>> start

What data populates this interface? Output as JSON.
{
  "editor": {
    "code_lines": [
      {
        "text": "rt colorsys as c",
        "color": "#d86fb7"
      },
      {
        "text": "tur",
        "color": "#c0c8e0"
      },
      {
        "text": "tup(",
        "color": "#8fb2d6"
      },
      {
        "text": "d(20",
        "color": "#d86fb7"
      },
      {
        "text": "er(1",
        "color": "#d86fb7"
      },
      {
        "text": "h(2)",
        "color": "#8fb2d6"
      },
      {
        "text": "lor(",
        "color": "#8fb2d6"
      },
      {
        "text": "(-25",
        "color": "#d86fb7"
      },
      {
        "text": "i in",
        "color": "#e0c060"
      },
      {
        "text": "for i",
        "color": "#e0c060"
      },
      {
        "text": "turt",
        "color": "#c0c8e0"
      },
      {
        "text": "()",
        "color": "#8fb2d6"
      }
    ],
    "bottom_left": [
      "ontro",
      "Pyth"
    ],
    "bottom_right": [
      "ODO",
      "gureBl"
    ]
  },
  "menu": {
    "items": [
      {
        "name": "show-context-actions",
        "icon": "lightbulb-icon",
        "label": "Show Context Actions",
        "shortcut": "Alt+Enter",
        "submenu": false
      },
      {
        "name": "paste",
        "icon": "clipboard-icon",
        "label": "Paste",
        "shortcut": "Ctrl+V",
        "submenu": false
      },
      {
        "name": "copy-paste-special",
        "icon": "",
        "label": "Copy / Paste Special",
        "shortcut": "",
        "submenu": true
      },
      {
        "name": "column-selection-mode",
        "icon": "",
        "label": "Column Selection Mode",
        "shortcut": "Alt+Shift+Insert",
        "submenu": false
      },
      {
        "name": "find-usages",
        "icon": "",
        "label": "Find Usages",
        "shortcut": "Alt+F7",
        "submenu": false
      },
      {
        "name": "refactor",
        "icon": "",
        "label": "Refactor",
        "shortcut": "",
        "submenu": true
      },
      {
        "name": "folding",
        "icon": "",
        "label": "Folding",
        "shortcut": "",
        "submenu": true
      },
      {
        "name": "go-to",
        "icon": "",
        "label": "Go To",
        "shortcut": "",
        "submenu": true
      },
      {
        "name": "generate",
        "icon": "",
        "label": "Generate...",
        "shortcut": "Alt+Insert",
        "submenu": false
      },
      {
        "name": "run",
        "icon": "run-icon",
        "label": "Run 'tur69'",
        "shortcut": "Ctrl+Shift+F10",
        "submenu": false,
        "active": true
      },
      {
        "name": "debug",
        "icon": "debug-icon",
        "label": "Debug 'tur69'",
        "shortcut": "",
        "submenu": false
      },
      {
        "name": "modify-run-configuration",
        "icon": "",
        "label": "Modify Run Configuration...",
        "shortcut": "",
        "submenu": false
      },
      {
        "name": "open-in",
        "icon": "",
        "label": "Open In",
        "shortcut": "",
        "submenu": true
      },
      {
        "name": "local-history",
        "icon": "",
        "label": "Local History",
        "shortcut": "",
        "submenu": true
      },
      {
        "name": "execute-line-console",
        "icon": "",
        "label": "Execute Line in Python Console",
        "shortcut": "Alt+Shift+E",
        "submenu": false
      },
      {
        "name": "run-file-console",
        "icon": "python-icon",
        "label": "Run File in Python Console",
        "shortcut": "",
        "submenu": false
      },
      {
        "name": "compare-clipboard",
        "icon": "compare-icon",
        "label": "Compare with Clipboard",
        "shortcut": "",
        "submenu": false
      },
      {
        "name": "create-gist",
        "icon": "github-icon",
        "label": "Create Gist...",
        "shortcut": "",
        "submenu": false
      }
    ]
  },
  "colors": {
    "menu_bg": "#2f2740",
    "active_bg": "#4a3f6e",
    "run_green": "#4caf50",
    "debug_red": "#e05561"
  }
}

>> end

Return all of the data precisely as it appears.

→ **ANSWER TO THE TASK**:
What data populates this interface? Output as JSON.
{
  "editor": {
    "code_lines": [
      {
        "text": "rt colorsys as c",
        "color": "#d86fb7"
      },
      {
        "text": "tur",
        "color": "#c0c8e0"
      },
      {
        "text": "tup(",
        "color": "#8fb2d6"
      },
      {
        "text": "d(20",
        "color": "#d86fb7"
      },
      {
        "text": "er(1",
        "color": "#d86fb7"
      },
      {
        "text": "h(2)",
        "color": "#8fb2d6"
      },
      {
        "text": "lor(",
        "color": "#8fb2d6"
      },
      {
        "text": "(-25",
        "color": "#d86fb7"
      },
      {
        "text": "i in",
        "color": "#e0c060"
      },
      {
        "text": "for i",
        "color": "#e0c060"
      },
      {
        "text": "turt",
        "color": "#c0c8e0"
      },
      {
        "text": "()",
        "color": "#8fb2d6"
      }
    ],
    "bottom_left": [
      "ontro",
      "Pyth"
    ],
    "bottom_right": [
      "ODO",
      "gureBl"
    ]
  },
  "menu": {
    "items": [
      {
        "name": "show-context-actions",
        "icon": "lightbulb-icon",
        "label": "Show Context Actions",
        "shortcut": "Alt+Enter",
        "submenu": false
      },
      {
        "name": "paste",
        "icon": "clipboard-icon",
        "label": "Paste",
        "shortcut": "Ctrl+V",
        "submenu": false
      },
      {
        "name": "copy-paste-special",
        "icon": "",
        "label": "Copy / Paste Special",
        "shortcut": "",
        "submenu": true
      },
      {
        "name": "column-selection-mode",
        "icon": "",
        "label": "Column Selection Mode",
        "shortcut": "Alt+Shift+Insert",
        "submenu": false
      },
      {
        "name": "find-usages",
        "icon": "",
        "label": "Find Usages",
        "shortcut": "Alt+F7",
        "submenu": false
      },
      {
        "name": "refactor",
        "icon": "",
        "label": "Refactor",
        "shortcut": "",
        "submenu": true
      },
      {
        "name": "folding",
        "icon": "",
        "label": "Folding",
        "shortcut": "",
        "submenu": true
      },
      {
        "name": "go-to",
        "icon": "",
        "label": "Go To",
        "shortcut": "",
        "submenu": true
      },
      {
        "name": "generate",
        "icon": "",
        "label": "Generate...",
        "shortcut": "Alt+Insert",
        "submenu": false
      },
      {
        "name": "run",
        "icon": "run-icon",
        "label": "Run 'tur69'",
        "shortcut": "Ctrl+Shift+F10",
        "submenu": false,
        "active": true
      },
      {
        "name": "debug",
        "icon": "debug-icon",
        "label": "Debug 'tur69'",
        "shortcut": "",
        "submenu": false
      },
      {
        "name": "modify-run-configuration",
        "icon": "",
        "label": "Modify Run Configuration...",
        "shortcut": "",
        "submenu": false
      },
      {
        "name": "open-in",
        "icon": "",
        "label": "Open In",
        "shortcut": "",
        "submenu": true
      },
      {
        "name": "local-history",
        "icon": "",
        "label": "Local History",
        "shortcut": "",
        "submenu": true
      },
      {
        "name": "execute-line-console",
        "icon": "",
        "label": "Execute Line in Python Console",
        "shortcut": "Alt+Shift+E",
        "submenu": false
      },
      {
        "name": "run-file-console",
        "icon": "python-icon",
        "label": "Run File in Python Console",
        "shortcut": "",
        "submenu": false
      },
      {
        "name": "compare-clipboard",
        "icon": "compare-icon",
        "label": "Compare with Clipboard",
        "shortcut": "",
        "submenu": false
      },
      {
        "name": "create-gist",
        "icon": "github-icon",
        "label": "Create Gist...",
        "shortcut": "",
        "submenu": false
      }
    ]
  },
  "colors": {
    "menu_bg": "#2f2740",
    "active_bg": "#4a3f6e",
    "run_green": "#4caf50",
    "debug_red": "#e05561"
  }
}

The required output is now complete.